- **Set task**
Count how many lines of the data below contain the string "text"; the reply should be that number alone.

- **Data extract**
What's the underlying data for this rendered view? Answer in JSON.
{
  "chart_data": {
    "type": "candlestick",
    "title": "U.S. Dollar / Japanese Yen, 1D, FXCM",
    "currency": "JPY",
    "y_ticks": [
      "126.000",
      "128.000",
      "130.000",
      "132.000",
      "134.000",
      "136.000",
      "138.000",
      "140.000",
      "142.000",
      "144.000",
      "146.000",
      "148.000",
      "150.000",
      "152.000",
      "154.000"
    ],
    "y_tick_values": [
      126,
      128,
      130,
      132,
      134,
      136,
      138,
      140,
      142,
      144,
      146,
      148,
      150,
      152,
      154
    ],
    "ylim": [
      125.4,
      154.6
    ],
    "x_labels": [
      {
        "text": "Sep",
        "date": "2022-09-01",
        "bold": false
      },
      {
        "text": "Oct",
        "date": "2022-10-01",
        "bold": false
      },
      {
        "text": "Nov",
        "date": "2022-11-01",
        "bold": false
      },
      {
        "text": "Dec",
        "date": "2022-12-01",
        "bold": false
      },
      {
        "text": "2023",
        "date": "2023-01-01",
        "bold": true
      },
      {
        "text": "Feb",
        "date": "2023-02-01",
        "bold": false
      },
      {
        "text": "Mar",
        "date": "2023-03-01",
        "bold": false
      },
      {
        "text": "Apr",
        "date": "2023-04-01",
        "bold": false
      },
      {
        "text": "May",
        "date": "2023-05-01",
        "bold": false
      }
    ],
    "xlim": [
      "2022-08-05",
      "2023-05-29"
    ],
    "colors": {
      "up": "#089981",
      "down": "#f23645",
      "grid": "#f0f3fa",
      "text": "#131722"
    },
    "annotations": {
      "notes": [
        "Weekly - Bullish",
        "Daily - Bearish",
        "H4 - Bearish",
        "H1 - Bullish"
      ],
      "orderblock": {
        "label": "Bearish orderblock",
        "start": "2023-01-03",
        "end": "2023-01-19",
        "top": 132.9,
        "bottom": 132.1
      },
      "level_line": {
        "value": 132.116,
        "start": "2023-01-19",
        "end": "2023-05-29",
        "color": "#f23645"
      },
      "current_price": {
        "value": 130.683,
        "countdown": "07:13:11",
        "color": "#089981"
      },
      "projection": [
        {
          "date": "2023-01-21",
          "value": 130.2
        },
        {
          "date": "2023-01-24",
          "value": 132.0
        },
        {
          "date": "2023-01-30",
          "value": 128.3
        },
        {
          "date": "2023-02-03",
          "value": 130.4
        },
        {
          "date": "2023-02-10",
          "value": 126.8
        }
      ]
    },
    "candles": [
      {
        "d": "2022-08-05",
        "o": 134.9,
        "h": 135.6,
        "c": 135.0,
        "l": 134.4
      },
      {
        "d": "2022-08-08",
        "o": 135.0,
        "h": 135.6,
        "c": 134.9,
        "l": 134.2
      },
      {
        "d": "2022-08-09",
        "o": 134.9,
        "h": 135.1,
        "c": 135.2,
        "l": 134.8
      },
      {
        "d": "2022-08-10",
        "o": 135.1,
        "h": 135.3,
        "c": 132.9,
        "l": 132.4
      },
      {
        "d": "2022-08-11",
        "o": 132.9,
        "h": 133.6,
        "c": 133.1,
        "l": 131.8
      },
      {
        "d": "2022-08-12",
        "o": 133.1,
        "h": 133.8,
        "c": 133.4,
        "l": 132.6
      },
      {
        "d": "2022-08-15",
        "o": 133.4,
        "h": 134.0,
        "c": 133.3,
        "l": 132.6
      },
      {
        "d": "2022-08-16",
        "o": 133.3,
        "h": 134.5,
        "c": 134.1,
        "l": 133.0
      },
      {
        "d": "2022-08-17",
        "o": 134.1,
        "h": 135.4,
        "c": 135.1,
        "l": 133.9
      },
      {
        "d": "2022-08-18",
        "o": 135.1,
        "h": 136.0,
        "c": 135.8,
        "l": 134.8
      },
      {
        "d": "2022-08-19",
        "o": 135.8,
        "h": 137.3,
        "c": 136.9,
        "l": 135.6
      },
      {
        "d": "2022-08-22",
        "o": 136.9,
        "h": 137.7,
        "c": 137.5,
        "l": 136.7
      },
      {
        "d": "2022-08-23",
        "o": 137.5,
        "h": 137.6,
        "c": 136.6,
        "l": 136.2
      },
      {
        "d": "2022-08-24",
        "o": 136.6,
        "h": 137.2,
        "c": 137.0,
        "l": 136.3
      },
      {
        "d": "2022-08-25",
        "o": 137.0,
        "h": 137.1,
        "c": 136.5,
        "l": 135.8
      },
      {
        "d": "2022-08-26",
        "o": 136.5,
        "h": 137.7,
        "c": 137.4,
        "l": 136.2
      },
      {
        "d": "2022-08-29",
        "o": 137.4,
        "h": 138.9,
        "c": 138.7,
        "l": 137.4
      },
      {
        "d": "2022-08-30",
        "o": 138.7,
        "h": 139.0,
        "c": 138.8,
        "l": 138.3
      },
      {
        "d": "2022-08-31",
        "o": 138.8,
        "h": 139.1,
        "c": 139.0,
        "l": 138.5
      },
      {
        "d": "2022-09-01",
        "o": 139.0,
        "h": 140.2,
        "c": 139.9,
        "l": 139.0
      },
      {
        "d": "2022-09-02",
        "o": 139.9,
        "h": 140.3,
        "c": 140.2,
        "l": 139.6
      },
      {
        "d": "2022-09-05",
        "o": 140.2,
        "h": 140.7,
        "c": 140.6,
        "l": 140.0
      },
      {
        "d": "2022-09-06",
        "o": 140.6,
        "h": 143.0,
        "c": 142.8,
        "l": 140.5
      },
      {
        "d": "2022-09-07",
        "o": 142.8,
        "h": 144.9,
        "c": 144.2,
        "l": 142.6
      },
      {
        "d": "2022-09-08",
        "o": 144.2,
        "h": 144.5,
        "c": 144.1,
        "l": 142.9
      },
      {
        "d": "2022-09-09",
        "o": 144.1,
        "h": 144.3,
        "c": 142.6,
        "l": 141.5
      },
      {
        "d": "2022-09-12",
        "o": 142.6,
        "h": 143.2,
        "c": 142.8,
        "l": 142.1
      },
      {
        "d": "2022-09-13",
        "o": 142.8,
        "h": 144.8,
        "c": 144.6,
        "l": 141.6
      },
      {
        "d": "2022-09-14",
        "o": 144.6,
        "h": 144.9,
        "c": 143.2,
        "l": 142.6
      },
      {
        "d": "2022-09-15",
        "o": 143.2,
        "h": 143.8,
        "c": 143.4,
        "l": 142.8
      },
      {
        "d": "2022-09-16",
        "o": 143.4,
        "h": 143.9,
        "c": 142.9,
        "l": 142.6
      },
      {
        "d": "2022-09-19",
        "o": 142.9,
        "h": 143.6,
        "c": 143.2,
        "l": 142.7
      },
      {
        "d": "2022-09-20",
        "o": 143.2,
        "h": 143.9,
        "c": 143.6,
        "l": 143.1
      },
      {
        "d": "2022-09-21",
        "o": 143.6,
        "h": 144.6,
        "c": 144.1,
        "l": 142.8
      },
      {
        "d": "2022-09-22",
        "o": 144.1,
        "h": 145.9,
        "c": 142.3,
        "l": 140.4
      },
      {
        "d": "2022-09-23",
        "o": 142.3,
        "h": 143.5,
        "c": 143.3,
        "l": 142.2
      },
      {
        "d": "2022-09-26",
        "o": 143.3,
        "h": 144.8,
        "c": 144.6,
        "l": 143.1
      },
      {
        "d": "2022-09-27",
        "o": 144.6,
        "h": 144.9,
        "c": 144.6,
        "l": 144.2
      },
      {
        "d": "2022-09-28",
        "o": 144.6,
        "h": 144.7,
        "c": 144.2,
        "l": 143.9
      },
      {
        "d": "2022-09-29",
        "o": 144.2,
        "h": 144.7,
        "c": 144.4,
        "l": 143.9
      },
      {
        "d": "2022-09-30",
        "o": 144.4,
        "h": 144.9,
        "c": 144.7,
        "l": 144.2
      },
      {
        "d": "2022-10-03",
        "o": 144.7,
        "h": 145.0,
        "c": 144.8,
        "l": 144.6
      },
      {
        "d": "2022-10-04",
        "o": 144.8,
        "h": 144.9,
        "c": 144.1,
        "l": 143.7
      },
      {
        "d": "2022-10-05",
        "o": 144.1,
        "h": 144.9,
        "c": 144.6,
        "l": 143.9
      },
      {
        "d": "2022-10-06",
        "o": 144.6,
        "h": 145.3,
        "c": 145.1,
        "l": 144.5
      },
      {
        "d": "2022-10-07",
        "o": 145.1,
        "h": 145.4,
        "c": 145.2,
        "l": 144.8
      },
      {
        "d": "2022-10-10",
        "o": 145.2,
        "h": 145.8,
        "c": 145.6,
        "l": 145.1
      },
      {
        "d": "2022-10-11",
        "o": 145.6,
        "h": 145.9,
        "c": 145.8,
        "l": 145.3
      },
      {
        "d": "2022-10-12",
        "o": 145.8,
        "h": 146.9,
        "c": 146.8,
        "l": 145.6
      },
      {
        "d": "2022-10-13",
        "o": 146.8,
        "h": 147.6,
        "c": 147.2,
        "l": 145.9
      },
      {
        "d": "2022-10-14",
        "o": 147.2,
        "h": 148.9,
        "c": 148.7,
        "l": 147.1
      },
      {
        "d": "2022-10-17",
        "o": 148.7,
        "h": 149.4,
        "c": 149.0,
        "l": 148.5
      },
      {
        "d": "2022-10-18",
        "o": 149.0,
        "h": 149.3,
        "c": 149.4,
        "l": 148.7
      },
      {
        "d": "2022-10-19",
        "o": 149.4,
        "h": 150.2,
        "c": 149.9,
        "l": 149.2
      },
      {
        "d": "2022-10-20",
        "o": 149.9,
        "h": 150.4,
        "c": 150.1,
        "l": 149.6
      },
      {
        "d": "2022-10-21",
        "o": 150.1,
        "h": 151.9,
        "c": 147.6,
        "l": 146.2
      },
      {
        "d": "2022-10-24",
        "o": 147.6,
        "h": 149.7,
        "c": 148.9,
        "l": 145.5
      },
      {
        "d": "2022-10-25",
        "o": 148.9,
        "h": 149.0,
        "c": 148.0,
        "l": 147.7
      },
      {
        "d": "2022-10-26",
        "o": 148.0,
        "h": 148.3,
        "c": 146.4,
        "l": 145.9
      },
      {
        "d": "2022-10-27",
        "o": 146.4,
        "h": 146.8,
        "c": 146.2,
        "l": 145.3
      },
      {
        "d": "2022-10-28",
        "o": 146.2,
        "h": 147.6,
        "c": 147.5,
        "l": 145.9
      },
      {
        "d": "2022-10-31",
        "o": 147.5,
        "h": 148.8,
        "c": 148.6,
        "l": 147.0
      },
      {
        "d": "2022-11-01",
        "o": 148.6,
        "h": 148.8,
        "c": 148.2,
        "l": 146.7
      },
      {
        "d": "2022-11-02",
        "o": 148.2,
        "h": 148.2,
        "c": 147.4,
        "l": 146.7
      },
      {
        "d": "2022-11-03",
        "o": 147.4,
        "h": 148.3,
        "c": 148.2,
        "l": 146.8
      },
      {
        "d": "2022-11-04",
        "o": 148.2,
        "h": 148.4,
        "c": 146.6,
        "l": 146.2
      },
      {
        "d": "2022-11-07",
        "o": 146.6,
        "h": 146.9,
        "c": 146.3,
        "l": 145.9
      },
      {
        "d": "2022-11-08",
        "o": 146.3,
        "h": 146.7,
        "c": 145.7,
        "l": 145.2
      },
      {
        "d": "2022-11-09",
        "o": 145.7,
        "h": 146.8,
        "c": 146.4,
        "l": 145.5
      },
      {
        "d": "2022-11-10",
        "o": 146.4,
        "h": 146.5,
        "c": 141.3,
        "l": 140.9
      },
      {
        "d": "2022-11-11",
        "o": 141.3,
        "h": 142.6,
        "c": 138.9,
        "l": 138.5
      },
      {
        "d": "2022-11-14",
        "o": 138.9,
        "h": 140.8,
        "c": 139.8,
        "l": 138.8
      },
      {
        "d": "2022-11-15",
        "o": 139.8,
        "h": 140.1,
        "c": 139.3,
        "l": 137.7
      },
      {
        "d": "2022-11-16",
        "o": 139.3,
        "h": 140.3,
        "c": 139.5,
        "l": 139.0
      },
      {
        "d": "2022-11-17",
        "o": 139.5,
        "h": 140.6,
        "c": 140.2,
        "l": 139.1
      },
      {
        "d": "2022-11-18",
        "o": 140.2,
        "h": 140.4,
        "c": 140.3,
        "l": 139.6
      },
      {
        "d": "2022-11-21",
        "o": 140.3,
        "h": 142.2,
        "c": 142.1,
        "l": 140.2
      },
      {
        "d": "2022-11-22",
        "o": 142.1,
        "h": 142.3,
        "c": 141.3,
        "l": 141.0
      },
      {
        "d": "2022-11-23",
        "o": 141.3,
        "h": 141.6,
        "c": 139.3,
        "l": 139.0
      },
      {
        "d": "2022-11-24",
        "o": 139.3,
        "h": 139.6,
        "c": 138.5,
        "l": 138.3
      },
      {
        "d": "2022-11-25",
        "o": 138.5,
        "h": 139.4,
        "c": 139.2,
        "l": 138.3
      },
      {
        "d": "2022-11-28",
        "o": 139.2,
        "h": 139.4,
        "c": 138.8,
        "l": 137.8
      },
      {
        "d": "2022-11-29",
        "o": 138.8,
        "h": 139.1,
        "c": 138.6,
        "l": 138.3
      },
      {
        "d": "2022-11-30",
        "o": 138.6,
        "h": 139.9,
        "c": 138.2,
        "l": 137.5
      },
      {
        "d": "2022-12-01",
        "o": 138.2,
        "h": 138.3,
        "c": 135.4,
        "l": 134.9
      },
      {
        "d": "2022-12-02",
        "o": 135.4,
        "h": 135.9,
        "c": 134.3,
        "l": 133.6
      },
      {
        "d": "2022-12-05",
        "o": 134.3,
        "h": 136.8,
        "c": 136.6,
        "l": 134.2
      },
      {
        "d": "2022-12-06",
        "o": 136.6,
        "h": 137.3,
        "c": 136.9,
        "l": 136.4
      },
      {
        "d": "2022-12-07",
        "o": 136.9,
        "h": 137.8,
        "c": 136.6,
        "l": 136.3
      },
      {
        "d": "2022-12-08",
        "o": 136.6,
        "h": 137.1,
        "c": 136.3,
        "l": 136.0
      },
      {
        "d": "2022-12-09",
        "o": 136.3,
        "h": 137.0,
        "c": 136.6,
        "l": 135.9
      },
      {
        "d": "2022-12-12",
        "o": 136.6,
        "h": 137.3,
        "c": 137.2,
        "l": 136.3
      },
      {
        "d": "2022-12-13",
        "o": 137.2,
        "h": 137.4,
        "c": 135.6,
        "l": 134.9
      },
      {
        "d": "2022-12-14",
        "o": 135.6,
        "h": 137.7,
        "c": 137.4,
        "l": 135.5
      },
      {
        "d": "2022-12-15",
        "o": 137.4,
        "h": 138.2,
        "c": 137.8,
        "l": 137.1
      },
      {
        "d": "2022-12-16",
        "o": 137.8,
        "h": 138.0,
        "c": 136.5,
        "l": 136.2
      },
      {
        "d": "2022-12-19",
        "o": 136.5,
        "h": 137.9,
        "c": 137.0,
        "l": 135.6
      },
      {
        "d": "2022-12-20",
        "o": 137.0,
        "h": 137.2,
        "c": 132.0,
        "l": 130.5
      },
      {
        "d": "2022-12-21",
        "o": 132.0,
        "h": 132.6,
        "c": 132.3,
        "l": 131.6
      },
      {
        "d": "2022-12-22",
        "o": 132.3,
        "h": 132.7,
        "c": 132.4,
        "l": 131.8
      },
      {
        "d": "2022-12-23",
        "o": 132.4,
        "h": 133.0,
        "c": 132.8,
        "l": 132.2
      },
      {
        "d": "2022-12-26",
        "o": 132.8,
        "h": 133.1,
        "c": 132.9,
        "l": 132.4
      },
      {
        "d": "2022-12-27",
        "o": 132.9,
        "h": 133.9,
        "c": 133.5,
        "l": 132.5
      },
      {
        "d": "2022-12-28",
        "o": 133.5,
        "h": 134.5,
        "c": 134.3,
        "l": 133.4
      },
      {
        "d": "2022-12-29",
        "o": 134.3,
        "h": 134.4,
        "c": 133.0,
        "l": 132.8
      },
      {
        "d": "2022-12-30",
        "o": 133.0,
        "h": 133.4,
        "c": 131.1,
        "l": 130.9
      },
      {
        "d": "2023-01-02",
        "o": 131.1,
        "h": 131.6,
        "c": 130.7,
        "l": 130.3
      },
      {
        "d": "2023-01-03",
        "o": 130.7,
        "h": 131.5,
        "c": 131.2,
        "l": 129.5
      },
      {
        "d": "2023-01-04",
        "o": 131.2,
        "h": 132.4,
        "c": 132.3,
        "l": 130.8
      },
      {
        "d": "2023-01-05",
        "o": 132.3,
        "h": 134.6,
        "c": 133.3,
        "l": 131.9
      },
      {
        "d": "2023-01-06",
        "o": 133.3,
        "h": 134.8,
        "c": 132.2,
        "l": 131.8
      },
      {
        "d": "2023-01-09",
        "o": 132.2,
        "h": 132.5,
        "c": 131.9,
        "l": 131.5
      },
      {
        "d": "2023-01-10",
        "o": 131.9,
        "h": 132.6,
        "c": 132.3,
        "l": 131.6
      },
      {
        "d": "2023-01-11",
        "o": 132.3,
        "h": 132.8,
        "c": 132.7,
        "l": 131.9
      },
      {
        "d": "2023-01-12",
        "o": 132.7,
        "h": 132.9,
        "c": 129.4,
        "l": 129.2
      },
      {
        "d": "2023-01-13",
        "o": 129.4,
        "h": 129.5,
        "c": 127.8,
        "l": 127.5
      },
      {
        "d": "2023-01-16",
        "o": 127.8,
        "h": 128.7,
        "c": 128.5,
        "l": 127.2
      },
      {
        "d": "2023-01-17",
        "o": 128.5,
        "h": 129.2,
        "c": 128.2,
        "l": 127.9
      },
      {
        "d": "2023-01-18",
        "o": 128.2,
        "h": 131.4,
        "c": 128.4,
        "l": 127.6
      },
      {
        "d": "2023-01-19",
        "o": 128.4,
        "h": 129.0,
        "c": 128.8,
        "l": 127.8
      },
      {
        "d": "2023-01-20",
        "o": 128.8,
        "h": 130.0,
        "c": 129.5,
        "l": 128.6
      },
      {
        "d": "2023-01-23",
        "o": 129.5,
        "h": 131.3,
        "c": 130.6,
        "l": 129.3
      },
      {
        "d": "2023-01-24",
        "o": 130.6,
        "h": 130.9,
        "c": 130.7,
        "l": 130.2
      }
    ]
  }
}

--

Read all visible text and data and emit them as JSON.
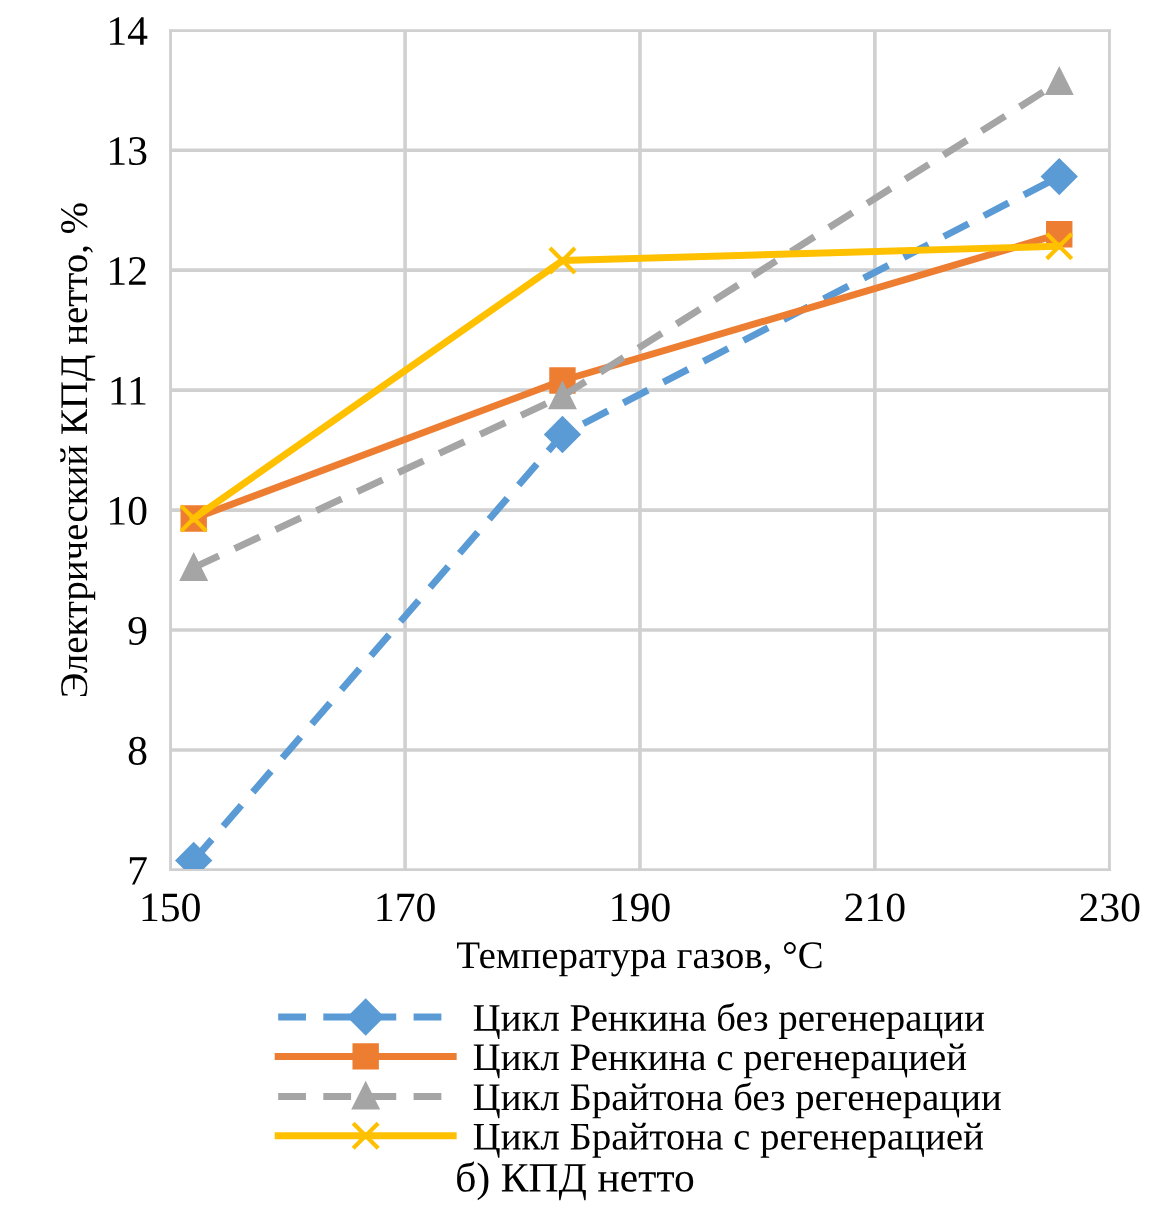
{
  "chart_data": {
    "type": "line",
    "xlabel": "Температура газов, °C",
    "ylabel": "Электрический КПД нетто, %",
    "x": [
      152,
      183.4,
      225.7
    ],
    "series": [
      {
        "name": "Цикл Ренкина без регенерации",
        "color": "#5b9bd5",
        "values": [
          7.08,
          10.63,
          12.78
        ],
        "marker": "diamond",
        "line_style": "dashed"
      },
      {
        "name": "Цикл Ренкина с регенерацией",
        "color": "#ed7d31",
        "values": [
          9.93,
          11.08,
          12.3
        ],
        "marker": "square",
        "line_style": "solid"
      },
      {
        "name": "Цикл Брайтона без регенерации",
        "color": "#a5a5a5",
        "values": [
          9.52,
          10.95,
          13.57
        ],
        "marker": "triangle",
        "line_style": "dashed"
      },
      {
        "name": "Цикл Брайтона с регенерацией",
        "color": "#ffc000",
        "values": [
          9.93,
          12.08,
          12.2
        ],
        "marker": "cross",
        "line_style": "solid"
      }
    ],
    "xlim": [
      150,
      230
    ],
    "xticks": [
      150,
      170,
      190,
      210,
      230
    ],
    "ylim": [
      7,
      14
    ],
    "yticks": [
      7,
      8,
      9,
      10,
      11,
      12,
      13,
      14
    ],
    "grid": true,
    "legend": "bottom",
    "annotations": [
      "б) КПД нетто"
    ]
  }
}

- **Result**
11